* The problem *
Search the entries for the word "arrow" and pull out each line that has it.

* Material provided *
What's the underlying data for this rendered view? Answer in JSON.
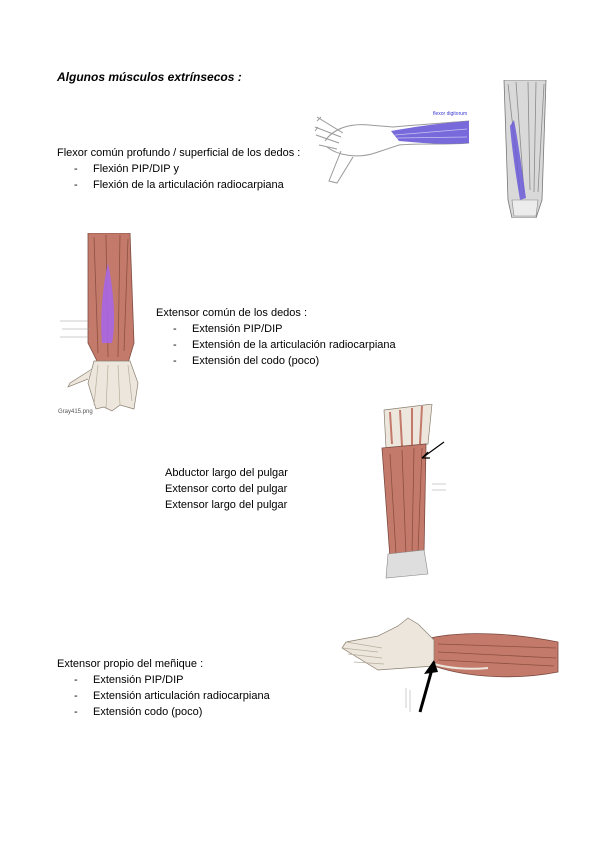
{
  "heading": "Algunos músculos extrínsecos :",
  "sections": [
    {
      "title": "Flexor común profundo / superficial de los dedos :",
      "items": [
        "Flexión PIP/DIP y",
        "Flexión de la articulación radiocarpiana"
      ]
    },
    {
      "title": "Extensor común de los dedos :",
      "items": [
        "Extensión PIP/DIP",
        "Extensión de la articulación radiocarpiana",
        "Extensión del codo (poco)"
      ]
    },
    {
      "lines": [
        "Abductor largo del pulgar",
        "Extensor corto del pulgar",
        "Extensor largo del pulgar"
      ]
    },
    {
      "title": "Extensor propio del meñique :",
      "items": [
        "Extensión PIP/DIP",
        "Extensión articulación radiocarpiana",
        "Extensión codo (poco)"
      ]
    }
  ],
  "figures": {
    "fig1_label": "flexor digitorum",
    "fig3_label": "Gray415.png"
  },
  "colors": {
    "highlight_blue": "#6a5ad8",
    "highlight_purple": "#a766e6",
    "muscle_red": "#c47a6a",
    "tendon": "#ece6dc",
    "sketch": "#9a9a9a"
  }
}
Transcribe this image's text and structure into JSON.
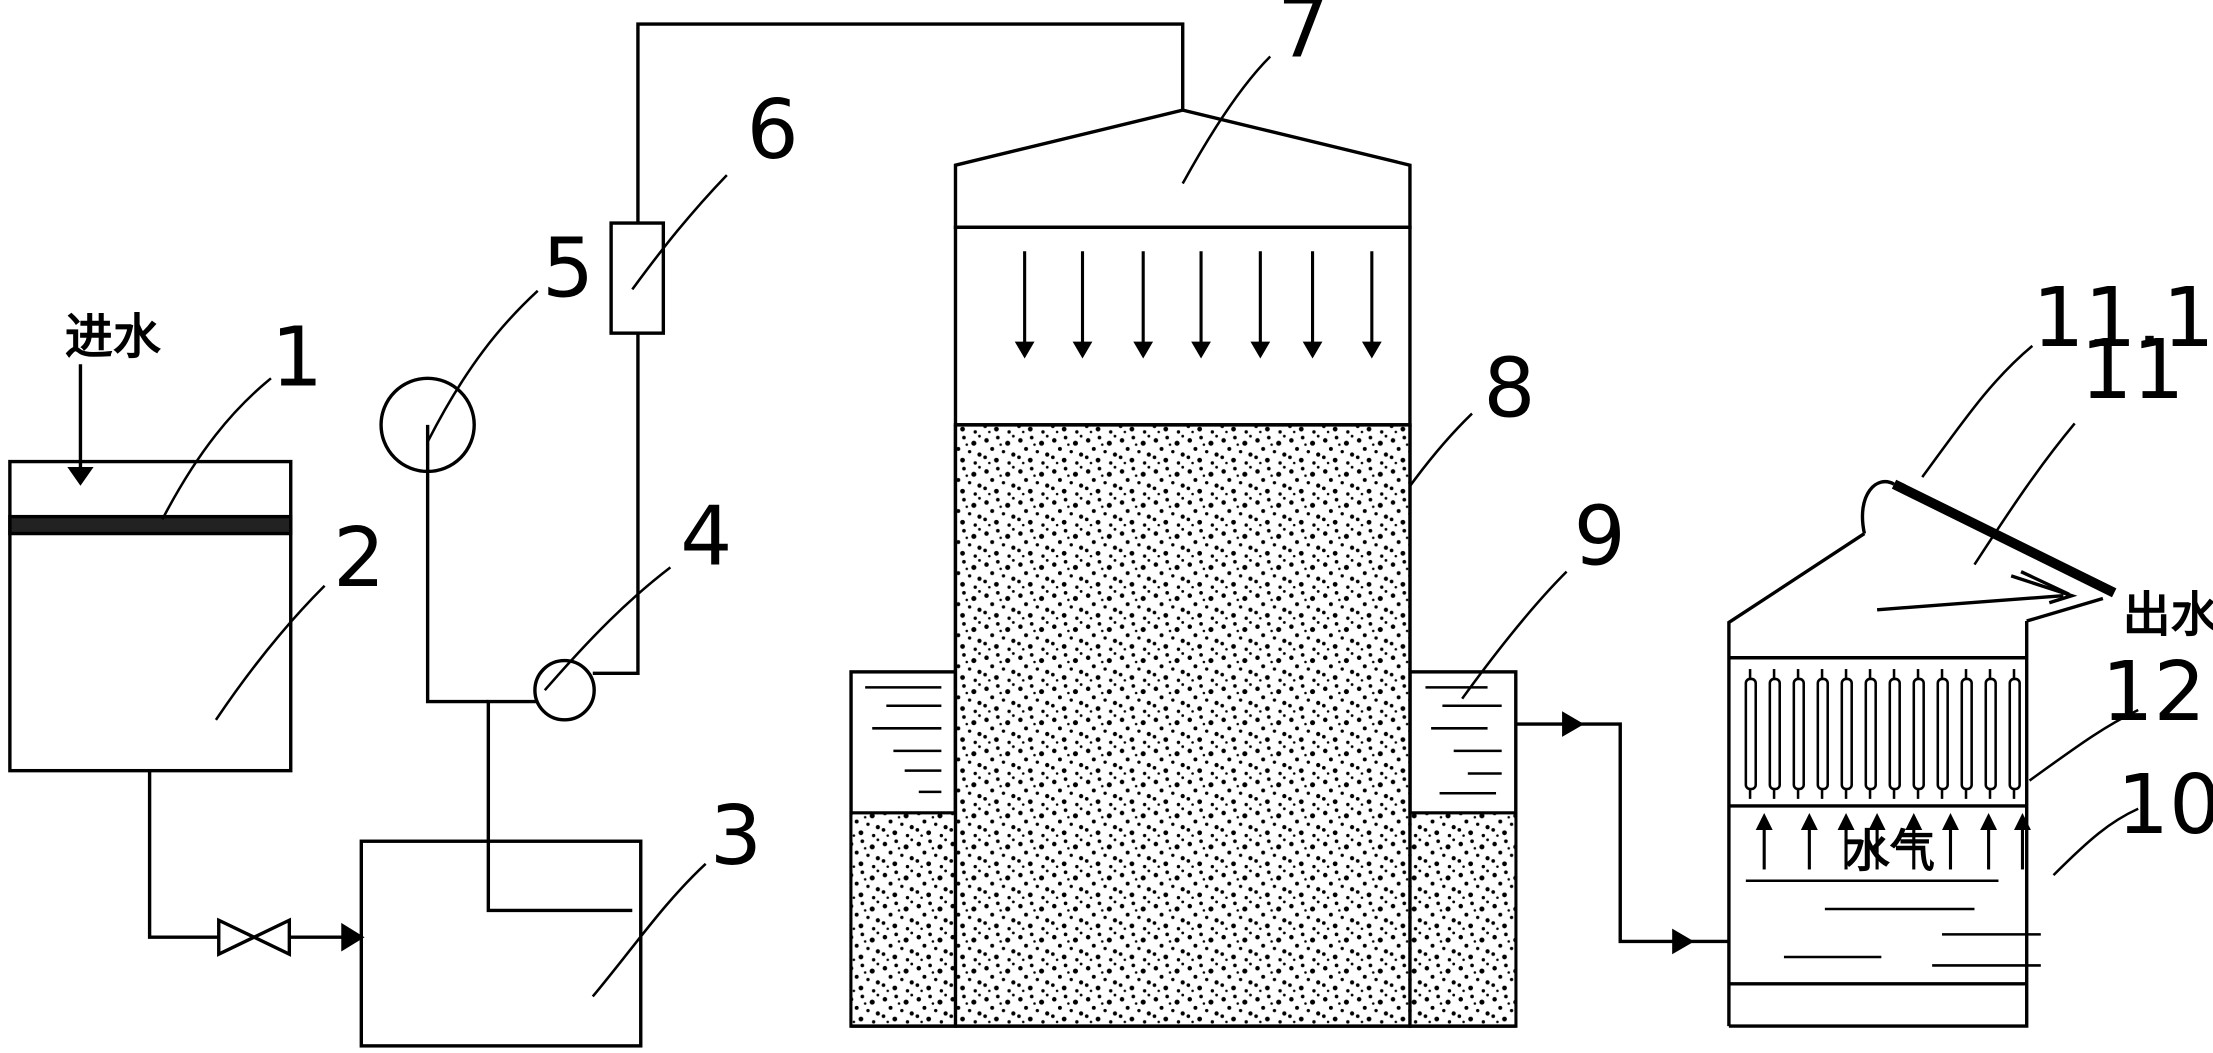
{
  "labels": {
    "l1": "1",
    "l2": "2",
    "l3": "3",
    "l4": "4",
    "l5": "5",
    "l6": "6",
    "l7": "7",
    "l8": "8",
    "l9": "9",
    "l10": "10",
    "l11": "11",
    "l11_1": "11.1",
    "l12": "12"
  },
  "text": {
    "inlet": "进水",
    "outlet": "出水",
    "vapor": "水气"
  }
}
==
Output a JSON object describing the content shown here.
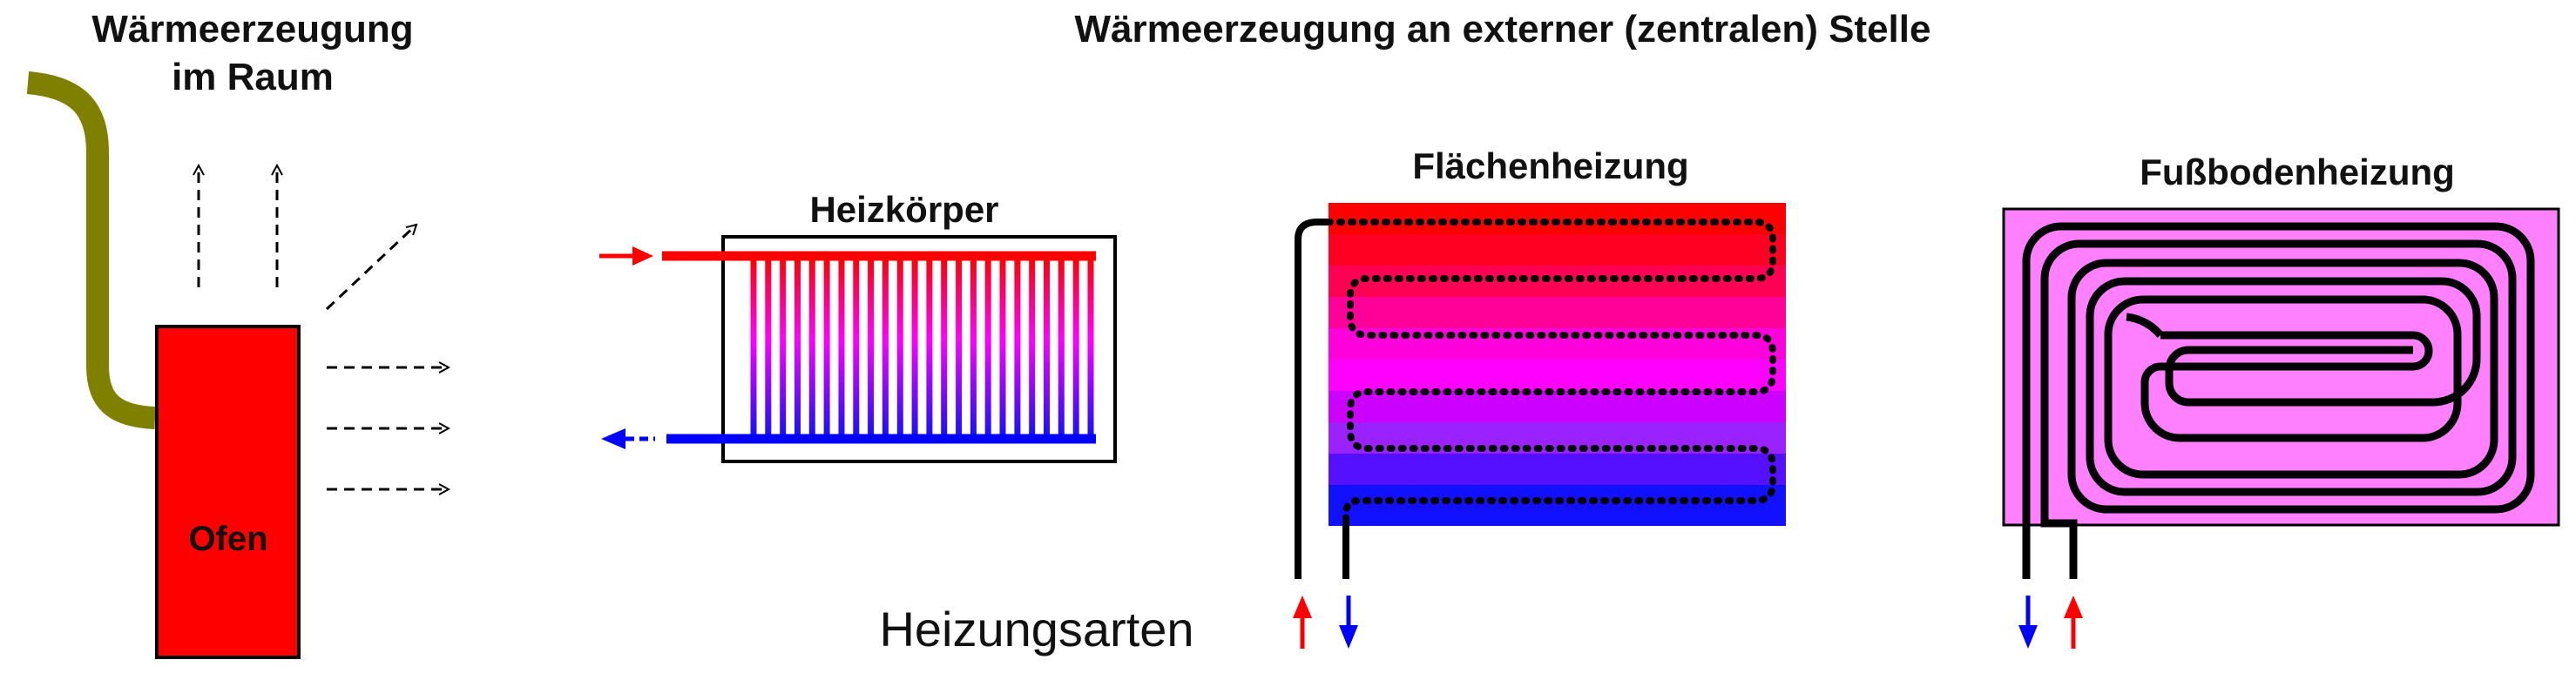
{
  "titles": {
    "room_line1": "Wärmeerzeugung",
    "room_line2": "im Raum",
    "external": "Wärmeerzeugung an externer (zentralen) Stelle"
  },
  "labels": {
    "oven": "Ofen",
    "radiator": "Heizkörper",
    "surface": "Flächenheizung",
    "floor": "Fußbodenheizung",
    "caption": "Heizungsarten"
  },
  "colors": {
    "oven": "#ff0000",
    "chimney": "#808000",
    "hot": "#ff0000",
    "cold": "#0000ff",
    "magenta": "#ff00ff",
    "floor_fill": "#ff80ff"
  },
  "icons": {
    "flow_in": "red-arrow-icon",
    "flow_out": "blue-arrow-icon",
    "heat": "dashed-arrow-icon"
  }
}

* Solved problem *
    "flow_in": "red-arrow-icon",
    "flow_out": "blue-arrow-icon",
    "heat": "dashed-arrow-icon"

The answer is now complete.